-- BEGIN Text passage --
God’s the judge, not us (vs. 1-2)

When we judge other people we are sinning, because (we) the judge practice the very same things. (Romans 2:1)

Christians seem to have a reputation of judging people and committing the same sins themselves.

I know that not all people struggle with getting in people’s faces and judging them for their sin. But it can be super easy for anyone to immediately judge others in their heart.

Rather than getting to know someone and seeking their heart, it’s easy for us to focus only on that person’s sins.

Instead of immediately judging people based on their outward appearance or clearly sinful choices or habits, why don’t we seek to get to know these people? Ignoring their flaws, could we become good friends with them and help them through their struggles?

Our place on earth, as Christians. Is not to judge people or make people pay for their sins. That’s God’s job. Our responsibility is to love people and get to know people And, as graciously as we possibly can, help people overcome their struggles.


Read and obey God’s word (vs. 13)

Verse 13 reminds me a lot of a James 1:22

But be doers of the word, and not hearers only, deceiving yourselves.”  -James 1:22

I don’t think Paul could have possibly put enough emphasis on the importance of reading God’s word.

Reading the Bible is important, and should be a daily practice for every believer. However, only reading the Bible isn’t sufficient.

Merely reading the Bible and living your life forgetting all the things you’ve read is a lot like an example Jame’s gives with the man in the mirror in James 1:

For if anyone is a hearer of the word and not a doer, he is like a man who looks intently at his natural face in a mirror. For he looks at himself and goes away and at once forgets what he was like. But the one who looks into the perfect law, the law of liberty, and perseveres, being no hearer who forgets but a doer who acts, he will be blessed in his doing. -James 23-25

If anyone hears the word, but doesn’t obey the word. He’s like the guy that studies his face in the mirror and immediately goes away and forgets what he looks like.
-- END Text passage --
Required tasks:
**1.** Using the Bible study passage, list each responsibility that the sentence beginning "Our responsibility is" gives to Christians.
**2.** Reproduce the Bible study passage word for word from "But be doers" up to and including "reading God’s word.".
-- BEGIN Data excerpts --
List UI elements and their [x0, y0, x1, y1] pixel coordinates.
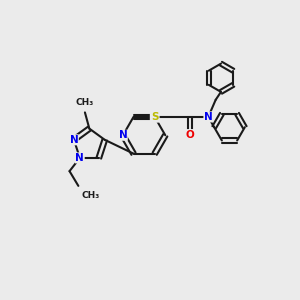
Text: N: N — [118, 130, 127, 140]
Text: N: N — [204, 112, 213, 122]
Text: CH₃: CH₃ — [81, 191, 100, 200]
Text: N: N — [70, 135, 78, 145]
Text: N: N — [76, 153, 84, 163]
Text: CH₃: CH₃ — [76, 98, 94, 107]
Text: N: N — [150, 112, 159, 122]
Text: S: S — [151, 112, 158, 122]
Text: O: O — [186, 130, 194, 140]
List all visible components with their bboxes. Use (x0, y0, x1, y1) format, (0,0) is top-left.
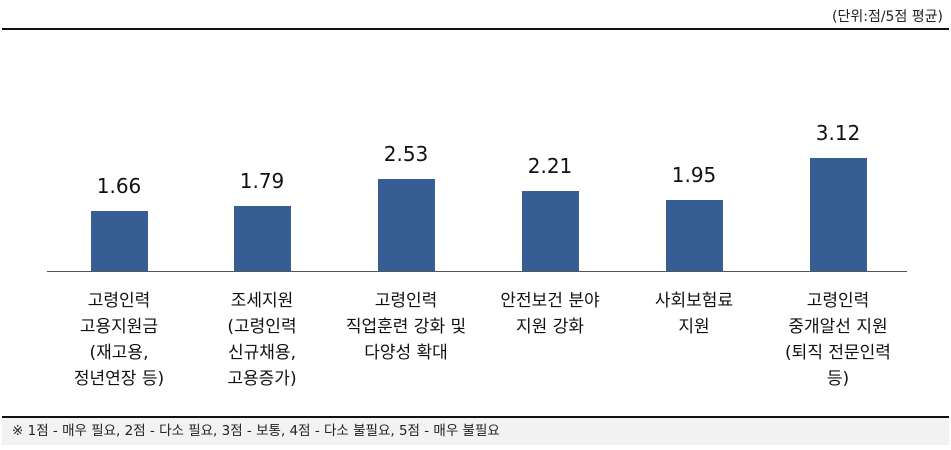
bottom-rule (2, 416, 949, 418)
top-rule (2, 28, 949, 30)
category-label: 고령인력 고용지원금 (재고용, 정년연장 등) (73, 291, 165, 389)
bar (378, 179, 435, 271)
scale-note: ※ 1점 - 매우 필요, 2점 - 다소 필요, 3점 - 보통, 4점 - … (2, 418, 949, 445)
bar (810, 158, 867, 271)
value-label: 2.21 (527, 154, 573, 178)
category-label: 고령인력 직업훈련 강화 및 다양성 확대 (345, 291, 467, 363)
value-label: 2.53 (383, 142, 429, 166)
bar (666, 200, 723, 271)
category-label: 사회보험료 지원 (654, 291, 734, 337)
value-label: 1.95 (671, 163, 717, 187)
category-label: 안전보건 분야 지원 강화 (500, 291, 600, 337)
category-label: 조세지원 (고령인력 신규채용, 고용증가) (227, 291, 297, 389)
value-label: 3.12 (815, 121, 861, 145)
x-axis-baseline (47, 271, 907, 272)
bar (91, 211, 148, 271)
value-label: 1.66 (96, 174, 142, 198)
unit-label: (단위:점/5점 평균) (832, 9, 943, 25)
bar (234, 206, 291, 271)
bar (522, 191, 579, 271)
category-label: 고령인력 중개알선 지원 (퇴직 전문인력 등) (785, 291, 891, 389)
value-label: 1.79 (239, 169, 285, 193)
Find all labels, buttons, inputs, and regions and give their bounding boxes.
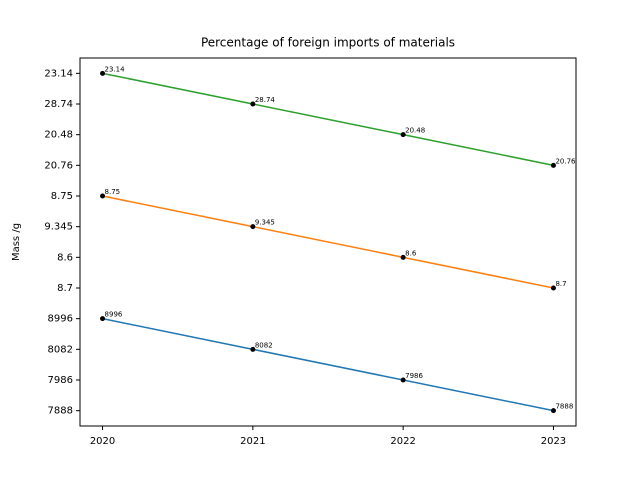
data-point: [550, 285, 556, 291]
data-label: 8082: [255, 341, 273, 349]
y-tick-label: 8082: [48, 344, 73, 355]
data-point: [100, 316, 106, 322]
data-point: [400, 132, 406, 138]
data-label: 7888: [555, 403, 573, 411]
x-tick-label: 2020: [90, 436, 115, 447]
data-label: 23.14: [105, 65, 126, 73]
data-label: 8.7: [555, 280, 566, 288]
x-tick-label: 2022: [390, 436, 415, 447]
y-tick-label: 9.345: [44, 222, 73, 233]
data-point: [250, 224, 256, 230]
data-label: 28.74: [255, 96, 276, 104]
y-tick-label: 7888: [48, 406, 73, 417]
data-point: [250, 346, 256, 352]
data-point: [550, 408, 556, 414]
data-point: [400, 254, 406, 260]
data-label: 7986: [405, 372, 423, 380]
y-tick-label: 28.74: [44, 99, 73, 110]
y-tick-label: 23.14: [44, 68, 73, 79]
y-tick-label: 8.7: [57, 283, 73, 294]
data-point: [100, 70, 106, 76]
chart-title: Percentage of foreign imports of materia…: [201, 36, 455, 50]
y-tick-label: 8.6: [57, 252, 73, 263]
y-tick-label: 8996: [48, 314, 73, 325]
y-tick-label: 20.76: [44, 160, 73, 171]
data-label: 9.345: [255, 219, 275, 227]
data-point: [550, 162, 556, 168]
data-label: 20.48: [405, 127, 425, 135]
y-tick-label: 7986: [48, 375, 73, 386]
y-tick-label: 20.48: [44, 130, 73, 141]
data-label: 8.6: [405, 249, 417, 257]
series-line: [102, 195, 554, 289]
data-point: [100, 193, 106, 199]
y-tick-label: 8.75: [51, 191, 73, 202]
plot-frame: [79, 57, 577, 427]
y-axis-label: Mass /g: [11, 223, 22, 261]
data-label: 8.75: [105, 188, 121, 196]
data-point: [250, 101, 256, 107]
x-tick-label: 2021: [240, 436, 265, 447]
data-point: [400, 377, 406, 383]
series-line: [102, 72, 554, 167]
data-label: 8996: [105, 311, 123, 319]
x-tick-label: 2023: [541, 436, 566, 447]
data-label: 20.76: [555, 157, 576, 165]
series-line: [102, 317, 554, 412]
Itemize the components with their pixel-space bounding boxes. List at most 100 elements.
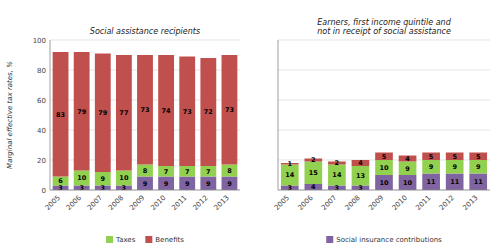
bars (53, 52, 238, 190)
x-tick-label: 2006 (296, 193, 315, 212)
bar-segment (352, 166, 370, 186)
x-tick-label: 2007 (86, 194, 104, 212)
data-label: 3 (335, 184, 340, 192)
data-label: 73 (140, 106, 149, 114)
y-axis (278, 40, 279, 190)
data-label: 8 (227, 167, 232, 175)
title: Social assistance recipients (90, 27, 200, 36)
bar-segment (179, 177, 195, 191)
bar-segment (375, 153, 393, 161)
data-label: 3 (79, 184, 84, 192)
bar-segment (328, 165, 346, 186)
data-label: 14 (332, 171, 342, 179)
bar-segment (116, 55, 132, 171)
data-label: 7 (164, 168, 169, 176)
bar-segment (53, 52, 69, 177)
bar-segment (179, 166, 195, 177)
data-label: 3 (358, 184, 363, 192)
bar-segment (446, 153, 464, 161)
y-tick-label: 20 (37, 157, 46, 165)
bar-segment (200, 177, 216, 191)
bar-segment (422, 160, 440, 174)
bar-segment (158, 166, 174, 177)
legend-entry: Benefits (155, 236, 184, 244)
legend-swatch (106, 236, 113, 243)
x-tick-label: 2008 (107, 194, 125, 212)
x-tick-label: 2010 (391, 194, 409, 212)
data-labels: 33339999961091087778837979777374737273 (56, 106, 234, 192)
data-label: 11 (474, 178, 484, 186)
data-label: 73 (183, 108, 192, 116)
x-tick-label: 2012 (438, 194, 456, 212)
bar-segment (137, 177, 153, 191)
x-tick-label: 2010 (149, 194, 167, 212)
data-label: 11 (450, 178, 460, 186)
data-label: 7 (206, 168, 211, 176)
data-label: 83 (56, 111, 65, 119)
data-label: 74 (162, 107, 172, 115)
x-tick-label: 2006 (65, 193, 84, 212)
data-label: 9 (227, 180, 232, 188)
bar-segment (375, 160, 393, 175)
data-label: 10 (77, 174, 87, 182)
y-axis-label: Marginal effective tax rates, % (6, 61, 14, 169)
bar-segment (222, 165, 238, 177)
x-tick-label: 2012 (191, 194, 209, 212)
y-tick-label: 0 (42, 187, 46, 195)
x-tick-label: 2011 (414, 194, 432, 212)
grid-line (278, 190, 490, 191)
bar-segment (222, 177, 238, 191)
data-label: 79 (77, 108, 87, 116)
bar-segment (446, 160, 464, 174)
data-label: 1 (288, 160, 293, 168)
grid-line (278, 70, 490, 71)
x-tick-label: 2013 (213, 194, 231, 212)
legend: TaxesBenefits (106, 236, 184, 244)
bar-segment (158, 55, 174, 166)
legend: Social insurance contributions (326, 236, 442, 244)
data-label: 6 (58, 177, 63, 185)
data-label: 77 (119, 109, 128, 117)
y-axis (50, 40, 51, 190)
bar-segment (469, 160, 487, 174)
y-tick-label: 100 (33, 37, 46, 45)
y-tick-label: 80 (37, 67, 46, 75)
grid-line (50, 40, 240, 41)
data-label: 79 (98, 109, 108, 117)
data-label: 9 (452, 163, 457, 171)
data-label: 3 (288, 184, 293, 192)
y-tick-label: 40 (37, 127, 46, 135)
data-label: 5 (382, 153, 387, 161)
x-axis (278, 190, 490, 191)
data-label: 3 (122, 184, 127, 192)
grid-line (50, 190, 240, 191)
data-label: 9 (476, 163, 481, 171)
bar-segment (137, 55, 153, 165)
panel: 3433101011111114151413109999122454555200… (273, 18, 490, 244)
data-label: 11 (427, 178, 437, 186)
data-label: 2 (311, 156, 316, 164)
data-label: 13 (356, 172, 365, 180)
data-label: 9 (143, 180, 148, 188)
data-label: 9 (405, 165, 410, 173)
x-tick-label: 2008 (344, 194, 362, 212)
data-label: 9 (206, 180, 211, 188)
x-tick-label: 2009 (367, 194, 385, 212)
bar-segment (222, 55, 238, 165)
x-axis (50, 190, 240, 191)
bar-segment (399, 162, 417, 176)
legend-swatch (326, 236, 333, 243)
grid-line (278, 130, 490, 131)
data-label: 8 (143, 167, 148, 175)
bar-segment (200, 58, 216, 166)
data-label: 10 (379, 179, 389, 187)
bar-segment (375, 175, 393, 190)
data-label: 5 (429, 153, 434, 161)
data-label: 73 (225, 106, 234, 114)
bar-segment (446, 174, 464, 191)
x-tick-label: 2013 (461, 194, 479, 212)
data-label: 10 (403, 179, 413, 187)
legend-entry: Social insurance contributions (336, 236, 442, 244)
grid-line (278, 100, 490, 101)
data-label: 9 (185, 180, 190, 188)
-- END Data excerpts --
Results:
**1.**
- To love people
- To get to know people
- To help people overcome their struggles, as graciously as they possibly can

**2.**
But be doers of the word, and not hearers only, deceiving yourselves.”  -James 1:22

I don’t think Paul could have possibly put enough emphasis on the importance of reading God’s word.